- REQUIRED TASK: Sort through the entries below and pull out lines containing the word "लगभग".

Saved entries:
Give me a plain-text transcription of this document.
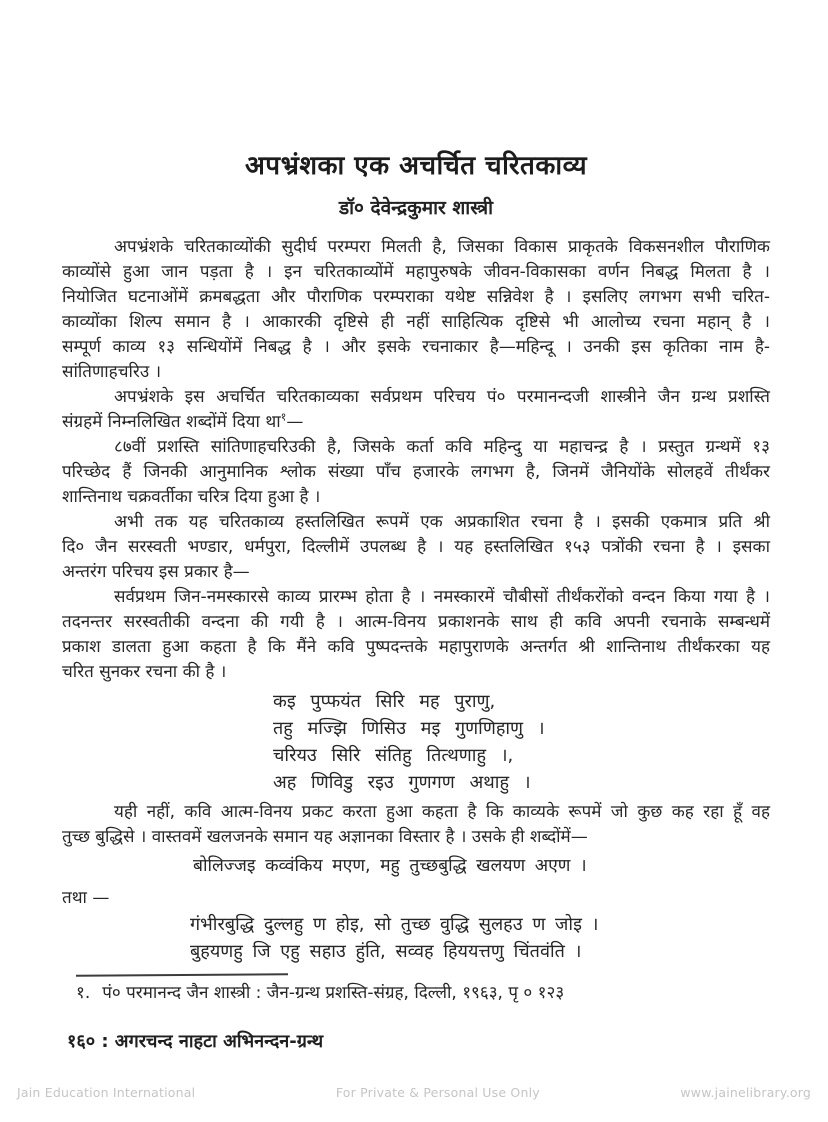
अपभ्रंशका एक अचर्चित चरितकाव्य
डॉ० देवेन्द्रकुमार शास्त्री
अपभ्रंशके चरितकाव्योंकी सुदीर्घ परम्परा मिलती है, जिसका विकास प्राकृतके विकसनशील पौराणिक
काव्योंसे हुआ जान पड़ता है । इन चरितकाव्योंमें महापुरुषके जीवन-विकासका वर्णन निबद्ध मिलता है ।
नियोजित घटनाओंमें क्रमबद्धता और पौराणिक परम्पराका यथेष्ट सन्निवेश है । इसलिए लगभग सभी चरित-
काव्योंका शिल्प समान है । आकारकी दृष्टिसे ही नहीं साहित्यिक दृष्टिसे भी आलोच्य रचना महान् है ।
सम्पूर्ण काव्य १३ सन्धियोंमें निबद्ध है । और इसके रचनाकार है—महिन्दू । उनकी इस कृतिका नाम है-
सांतिणाहचरिउ ।
अपभ्रंशके इस अचर्चित चरितकाव्यका सर्वप्रथम परिचय पं० परमानन्दजी शास्त्रीने जैन ग्रन्थ प्रशस्ति
संग्रहमें निम्नलिखित शब्दोंमें दिया था$^१$—
८७वीं प्रशस्ति सांतिणाहचरिउकी है, जिसके कर्ता कवि महिन्दु या महाचन्द्र है । प्रस्तुत ग्रन्थमें १३
परिच्छेद हैं जिनकी आनुमानिक श्लोक संख्या पाँच हजारके लगभग है, जिनमें जैनियोंके सोलहवें तीर्थंकर
शान्तिनाथ चक्रवर्तीका चरित्र दिया हुआ है ।
अभी तक यह चरितकाव्य हस्तलिखित रूपमें एक अप्रकाशित रचना है । इसकी एकमात्र प्रति श्री
दि० जैन सरस्वती भण्डार, धर्मपुरा, दिल्लीमें उपलब्ध है । यह हस्तलिखित १५३ पत्रोंकी रचना है । इसका
अन्तरंग परिचय इस प्रकार है—
सर्वप्रथम जिन-नमस्कारसे काव्य प्रारम्भ होता है । नमस्कारमें चौबीसों तीर्थंकरोंको वन्दन किया गया है ।
तदनन्तर सरस्वतीकी वन्दना की गयी है । आत्म-विनय प्रकाशनके साथ ही कवि अपनी रचनाके सम्बन्धमें
प्रकाश डालता हुआ कहता है कि मैंने कवि पुष्पदन्तके महापुराणके अन्तर्गत श्री शान्तिनाथ तीर्थंकरका यह
चरित सुनकर रचना की है ।
कइ पुप्फयंत सिरि मह पुराणु,
तहु मज्झि णिसिउ मइ गुणणिहाणु ।
चरियउ सिरि संतिहु तित्थणाहु ।,
अह णिविडु रइउ गुणगण अथाहु ।
यही नहीं, कवि आत्म-विनय प्रकट करता हुआ कहता है कि काव्यके रूपमें जो कुछ कह रहा हूँ वह
तुच्छ बुद्धिसे । वास्तवमें खलजनके समान यह अज्ञानका विस्तार है । उसके ही शब्दोंमें—
बोलिज्जइ कव्वंकिय मएण, महु तुच्छबुद्धि खलयण अएण ।
तथा —
गंभीरबुद्धि दुल्लहु ण होइ, सो तुच्छ वुद्धि सुलहउ ण जोइ ।
बुहयणहु जि एहु सहाउ हुंति, सव्वह हिययत्तणु चिंतवंति ।
१. पं० परमानन्द जैन शास्त्री : जैन-ग्रन्थ प्रशस्ति-संग्रह, दिल्ली, १९६३, पृ ० १२३
१६० : अगरचन्द नाहटा अभिनन्दन-ग्रन्थ
Jain Education International	For Private & Personal Use Only	www.jainelibrary.org
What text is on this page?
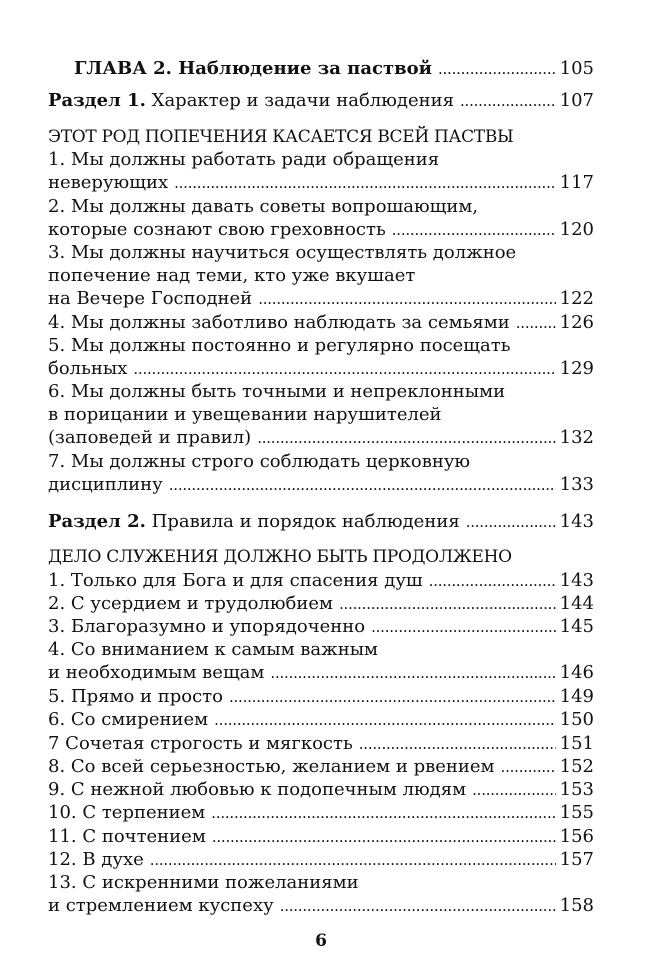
ГЛАВА 2. Наблюдение за паствой . . .	105
Раздел 1. Характер и задачи наблюдения . . .	107
ЭТОТ РОД ПОПЕЧЕНИЯ КАСАЕТСЯ ВСЕЙ ПАСТВЫ
1. Мы должны работать ради обращения
неверующих . . .	117
2. Мы должны давать советы вопрошающим,
которые сознают свою греховность . . .	120
3. Мы должны научиться осуществлять должное
попечение над теми, кто уже вкушает
на Вечере Господней . . .	122
4. Мы должны заботливо наблюдать за семьями . . .	126
5. Мы должны постоянно и регулярно посещать
больных . . .	129
6. Мы должны быть точными и непреклонными
в порицании и увещевании нарушителей
(заповедей и правил) . . .	132
7. Мы должны строго соблюдать церковную
дисциплину . . .	133
Раздел 2. Правила и порядок наблюдения . . .	143
ДЕЛО СЛУЖЕНИЯ ДОЛЖНО БЫТЬ ПРОДОЛЖЕНО
1. Только для Бога и для спасения душ . . .	143
2. С усердием и трудолюбием . . .	144
3. Благоразумно и упорядоченно . . .	145
4. Со вниманием к самым важным
и необходимым вещам . . .	146
5. Прямо и просто . . .	149
6. Со смирением . . .	150
7 Сочетая строгость и мягкость . . .	151
8. Со всей серьезностью, желанием и рвением . . .	152
9. С нежной любовью к подопечным людям . . .	153
10. С терпением . . .	155
11. С почтением . . .	156
12. В духе . . .	157
13. С искренними пожеланиями
и стремлением куспеху . . .	158
6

- REPLY:
नियोजित घटनाओंमें क्रमबद्धता और पौराणिक परम्पराका यथेष्ट सन्निवेश है । इसलिए लगभग सभी चरित-
परिच्छेद हैं जिनकी आनुमानिक श्लोक संख्या पाँच हजारके लगभग है, जिनमें जैनियोंके सोलहवें तीर्थंकर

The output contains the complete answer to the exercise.